→ SET EXERCISE: Find the word "quoniam" in the records below. List each line containing it.

→ WORKING DATA:
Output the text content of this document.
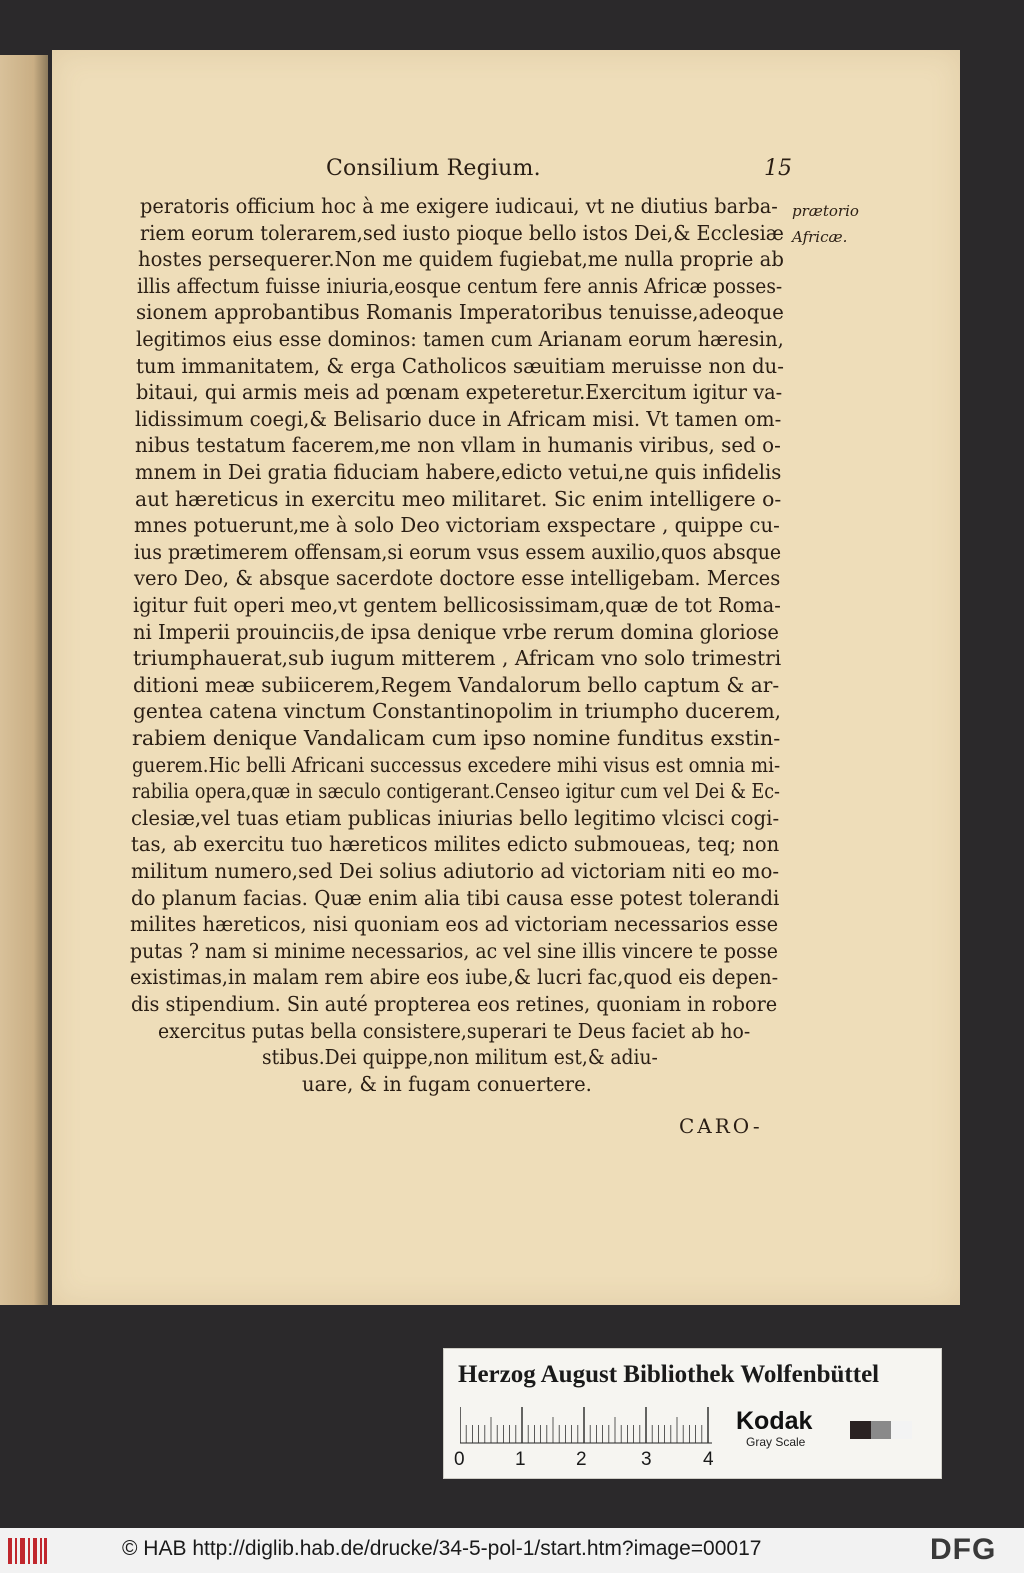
Consilium Regium.	15
prætorio
Africæ.
peratoris officium hoc à me exigere iudicaui, vt ne diutius barba-
riem eorum tolerarem,sed iusto pioque bello istos Dei,& Ecclesiæ
hostes persequerer.Non me quidem fugiebat,me nulla proprie ab
illis affectum fuisse iniuria,eosque centum fere annis Africæ posses-
sionem approbantibus Romanis Imperatoribus tenuisse,adeoque
legitimos eius esse dominos: tamen cum Arianam eorum hæresin,
tum immanitatem, & erga Catholicos sæuitiam meruisse non du-
bitaui, qui armis meis ad pœnam expeteretur.Exercitum igitur va-
lidissimum coegi,& Belisario duce in Africam misi. Vt tamen om-
nibus testatum facerem,me non vllam in humanis viribus, sed o-
mnem in Dei gratia fiduciam habere,edicto vetui,ne quis infidelis
aut hæreticus in exercitu meo militaret. Sic enim intelligere o-
mnes potuerunt,me à solo Deo victoriam exspectare , quippe cu-
ius prætimerem offensam,si eorum vsus essem auxilio,quos absque
vero Deo, & absque sacerdote doctore esse intelligebam. Merces
igitur fuit operi meo,vt gentem bellicosissimam,quæ de tot Roma-
ni Imperii prouinciis,de ipsa denique vrbe rerum domina gloriose
triumphauerat,sub iugum mitterem , Africam vno solo trimestri
ditioni meæ subiicerem,Regem Vandalorum bello captum & ar-
gentea catena vinctum Constantinopolim in triumpho ducerem,
rabiem denique Vandalicam cum ipso nomine funditus exstin-
guerem.Hic belli Africani successus excedere mihi visus est omnia mi-
rabilia opera,quæ in sæculo contigerant.Censeo igitur cum vel Dei & Ec-
clesiæ,vel tuas etiam publicas iniurias bello legitimo vlcisci cogi-
tas, ab exercitu tuo hæreticos milites edicto submoueas, teq; non
militum numero,sed Dei solius adiutorio ad victoriam niti eo mo-
do planum facias. Quæ enim alia tibi causa esse potest tolerandi
milites hæreticos, nisi quoniam eos ad victoriam necessarios esse
putas ? nam si minime necessarios, ac vel sine illis vincere te posse
existimas,in malam rem abire eos iube,& lucri fac,quod eis depen-
dis stipendium. Sin auté propterea eos retines, quoniam in robore
exercitus putas bella consistere,superari te Deus faciet ab ho-
stibus.Dei quippe,non militum est,& adiu-
uare, & in fugam conuertere.
CARO-
Herzog August Bibliothek Wolfenbüttel
0	1	2	3	4
Kodak
Gray Scale
© HAB http://diglib.hab.de/drucke/34-5-pol-1/start.htm?image=00017	DFG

→ FINAL RESULT:
milites hæreticos, nisi quoniam eos ad victoriam necessarios esse
dis stipendium. Sin auté propterea eos retines, quoniam in robore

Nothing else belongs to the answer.